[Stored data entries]
☆ ☆ ☆ ☆ ☆

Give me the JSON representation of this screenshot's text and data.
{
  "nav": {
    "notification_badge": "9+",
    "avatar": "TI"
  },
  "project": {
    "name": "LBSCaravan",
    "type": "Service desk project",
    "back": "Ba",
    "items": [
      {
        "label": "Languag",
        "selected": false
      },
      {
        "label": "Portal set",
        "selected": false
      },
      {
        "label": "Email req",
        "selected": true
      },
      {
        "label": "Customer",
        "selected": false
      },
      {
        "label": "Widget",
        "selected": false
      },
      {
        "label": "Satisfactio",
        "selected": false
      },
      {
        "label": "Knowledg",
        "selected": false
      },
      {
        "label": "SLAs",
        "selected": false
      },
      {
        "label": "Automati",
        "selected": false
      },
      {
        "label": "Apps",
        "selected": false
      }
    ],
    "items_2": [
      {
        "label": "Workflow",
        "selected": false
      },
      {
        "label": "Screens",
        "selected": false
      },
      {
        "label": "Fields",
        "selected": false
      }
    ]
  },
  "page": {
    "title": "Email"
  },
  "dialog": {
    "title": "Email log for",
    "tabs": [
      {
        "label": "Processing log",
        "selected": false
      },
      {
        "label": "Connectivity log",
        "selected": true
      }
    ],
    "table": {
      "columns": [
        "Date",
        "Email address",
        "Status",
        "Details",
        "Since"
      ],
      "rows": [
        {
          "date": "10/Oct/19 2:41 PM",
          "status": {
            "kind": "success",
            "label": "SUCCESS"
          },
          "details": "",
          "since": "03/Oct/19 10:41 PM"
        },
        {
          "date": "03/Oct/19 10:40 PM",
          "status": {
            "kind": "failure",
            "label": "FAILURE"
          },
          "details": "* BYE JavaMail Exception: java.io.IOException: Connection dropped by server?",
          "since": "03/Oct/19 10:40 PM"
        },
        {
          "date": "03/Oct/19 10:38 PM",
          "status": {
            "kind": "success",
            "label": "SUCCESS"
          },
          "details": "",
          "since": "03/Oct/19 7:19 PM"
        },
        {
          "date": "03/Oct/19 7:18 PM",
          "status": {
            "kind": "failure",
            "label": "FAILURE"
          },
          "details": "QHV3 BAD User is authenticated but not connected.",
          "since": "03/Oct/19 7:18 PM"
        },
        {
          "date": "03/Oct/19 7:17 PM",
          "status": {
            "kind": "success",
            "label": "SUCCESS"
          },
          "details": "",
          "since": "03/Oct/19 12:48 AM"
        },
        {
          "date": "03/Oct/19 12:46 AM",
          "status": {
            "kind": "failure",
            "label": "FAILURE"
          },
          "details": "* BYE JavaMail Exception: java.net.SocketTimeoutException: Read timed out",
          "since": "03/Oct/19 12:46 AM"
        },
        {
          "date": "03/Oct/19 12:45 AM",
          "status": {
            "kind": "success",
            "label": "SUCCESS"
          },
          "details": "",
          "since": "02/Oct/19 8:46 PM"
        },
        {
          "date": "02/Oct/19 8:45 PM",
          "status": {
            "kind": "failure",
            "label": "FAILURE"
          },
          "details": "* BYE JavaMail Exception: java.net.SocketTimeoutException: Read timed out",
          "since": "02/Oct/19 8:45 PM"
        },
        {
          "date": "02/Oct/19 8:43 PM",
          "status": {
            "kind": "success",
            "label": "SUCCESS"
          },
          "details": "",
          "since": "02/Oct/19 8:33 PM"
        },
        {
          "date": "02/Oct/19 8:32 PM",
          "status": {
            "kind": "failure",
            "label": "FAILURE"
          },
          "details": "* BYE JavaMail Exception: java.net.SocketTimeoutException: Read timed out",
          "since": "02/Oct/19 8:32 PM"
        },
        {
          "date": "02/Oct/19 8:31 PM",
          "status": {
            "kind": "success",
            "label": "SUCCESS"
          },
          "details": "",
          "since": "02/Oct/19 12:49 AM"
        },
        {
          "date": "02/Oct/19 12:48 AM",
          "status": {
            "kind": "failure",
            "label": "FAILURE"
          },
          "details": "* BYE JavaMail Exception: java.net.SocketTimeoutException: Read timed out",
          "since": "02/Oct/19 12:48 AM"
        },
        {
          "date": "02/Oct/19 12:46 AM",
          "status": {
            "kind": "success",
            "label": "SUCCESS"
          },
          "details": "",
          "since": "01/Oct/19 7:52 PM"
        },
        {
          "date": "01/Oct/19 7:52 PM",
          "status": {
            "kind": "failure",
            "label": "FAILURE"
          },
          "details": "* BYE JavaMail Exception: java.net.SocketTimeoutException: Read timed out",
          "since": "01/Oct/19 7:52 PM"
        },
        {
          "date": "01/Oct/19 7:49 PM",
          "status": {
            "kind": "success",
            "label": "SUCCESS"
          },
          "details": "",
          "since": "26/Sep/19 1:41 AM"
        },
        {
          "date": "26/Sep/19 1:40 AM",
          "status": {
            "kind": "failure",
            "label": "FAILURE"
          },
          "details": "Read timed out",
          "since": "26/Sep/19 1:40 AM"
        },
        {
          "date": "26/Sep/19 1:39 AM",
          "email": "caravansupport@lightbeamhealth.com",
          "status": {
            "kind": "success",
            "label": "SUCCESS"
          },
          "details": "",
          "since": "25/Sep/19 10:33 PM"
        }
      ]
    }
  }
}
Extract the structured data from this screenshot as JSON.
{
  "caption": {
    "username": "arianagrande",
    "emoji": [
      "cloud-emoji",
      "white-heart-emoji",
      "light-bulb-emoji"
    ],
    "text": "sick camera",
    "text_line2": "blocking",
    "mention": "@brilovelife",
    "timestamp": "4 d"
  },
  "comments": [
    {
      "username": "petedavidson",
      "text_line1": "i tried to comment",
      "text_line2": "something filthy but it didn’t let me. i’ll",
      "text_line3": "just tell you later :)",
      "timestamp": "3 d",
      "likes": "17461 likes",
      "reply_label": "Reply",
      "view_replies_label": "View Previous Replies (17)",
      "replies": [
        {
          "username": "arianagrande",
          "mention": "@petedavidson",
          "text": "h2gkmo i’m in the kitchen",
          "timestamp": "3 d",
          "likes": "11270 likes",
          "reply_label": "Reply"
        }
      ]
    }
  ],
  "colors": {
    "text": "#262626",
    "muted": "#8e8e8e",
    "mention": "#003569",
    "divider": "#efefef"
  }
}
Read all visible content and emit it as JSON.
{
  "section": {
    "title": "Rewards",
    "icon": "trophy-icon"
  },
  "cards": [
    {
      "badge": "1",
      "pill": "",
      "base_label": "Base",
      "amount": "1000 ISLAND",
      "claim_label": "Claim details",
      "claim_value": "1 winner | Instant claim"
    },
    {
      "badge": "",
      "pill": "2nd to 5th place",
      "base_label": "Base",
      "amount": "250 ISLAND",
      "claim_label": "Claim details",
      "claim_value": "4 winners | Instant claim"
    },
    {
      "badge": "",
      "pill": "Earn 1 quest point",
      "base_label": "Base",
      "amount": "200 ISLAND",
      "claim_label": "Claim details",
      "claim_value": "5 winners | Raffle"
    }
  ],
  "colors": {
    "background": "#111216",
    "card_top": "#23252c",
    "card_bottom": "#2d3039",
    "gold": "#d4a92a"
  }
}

☆ ☆ ☆ ☆ ☆

• [Directions]:
Show each line in the entries that holds the string "JSON".

• [Written response]:
Give me the JSON representation of this screenshot's text and data.
Extract the structured data from this screenshot as JSON.
Read all visible content and emit it as JSON.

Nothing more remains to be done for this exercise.